**TASK DIRECTIONS**
Copy each record exactly as it reads, leaving out any pictures it holds.

**DATA SHOWN**
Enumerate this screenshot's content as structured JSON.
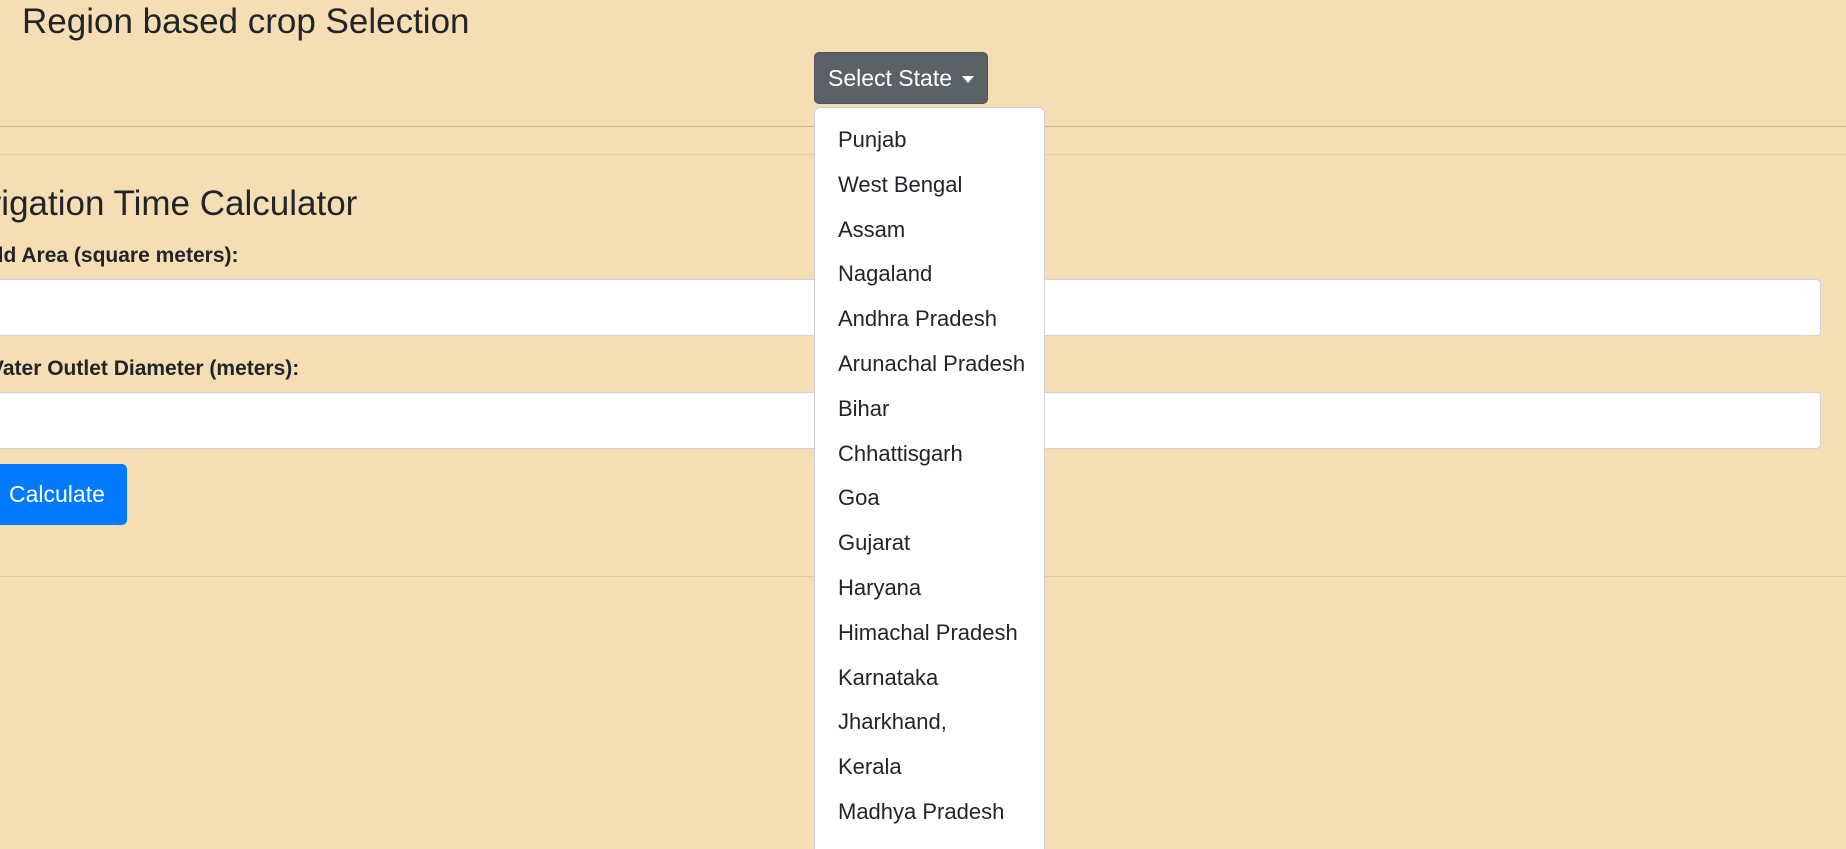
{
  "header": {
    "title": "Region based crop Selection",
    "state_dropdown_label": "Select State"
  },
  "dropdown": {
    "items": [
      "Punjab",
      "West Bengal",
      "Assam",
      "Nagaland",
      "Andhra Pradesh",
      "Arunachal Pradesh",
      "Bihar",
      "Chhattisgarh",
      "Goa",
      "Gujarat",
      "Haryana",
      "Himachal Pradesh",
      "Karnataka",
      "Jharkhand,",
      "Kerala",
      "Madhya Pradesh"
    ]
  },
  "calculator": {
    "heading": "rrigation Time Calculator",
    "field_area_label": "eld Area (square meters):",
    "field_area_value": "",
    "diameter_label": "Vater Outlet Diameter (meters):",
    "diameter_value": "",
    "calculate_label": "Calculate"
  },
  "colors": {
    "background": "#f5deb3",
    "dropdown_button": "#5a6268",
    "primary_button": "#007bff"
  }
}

**COMPLETE ANSWER**
Enumerate this screenshot's content as structured JSON.
{
  "header": {
    "title": "Region based crop Selection",
    "state_dropdown_label": "Select State"
  },
  "dropdown": {
    "items": [
      "Punjab",
      "West Bengal",
      "Assam",
      "Nagaland",
      "Andhra Pradesh",
      "Arunachal Pradesh",
      "Bihar",
      "Chhattisgarh",
      "Goa",
      "Gujarat",
      "Haryana",
      "Himachal Pradesh",
      "Karnataka",
      "Jharkhand,",
      "Kerala",
      "Madhya Pradesh"
    ]
  },
  "calculator": {
    "heading": "rrigation Time Calculator",
    "field_area_label": "eld Area (square meters):",
    "field_area_value": "",
    "diameter_label": "Vater Outlet Diameter (meters):",
    "diameter_value": "",
    "calculate_label": "Calculate"
  },
  "colors": {
    "background": "#f5deb3",
    "dropdown_button": "#5a6268",
    "primary_button": "#007bff"
  }
}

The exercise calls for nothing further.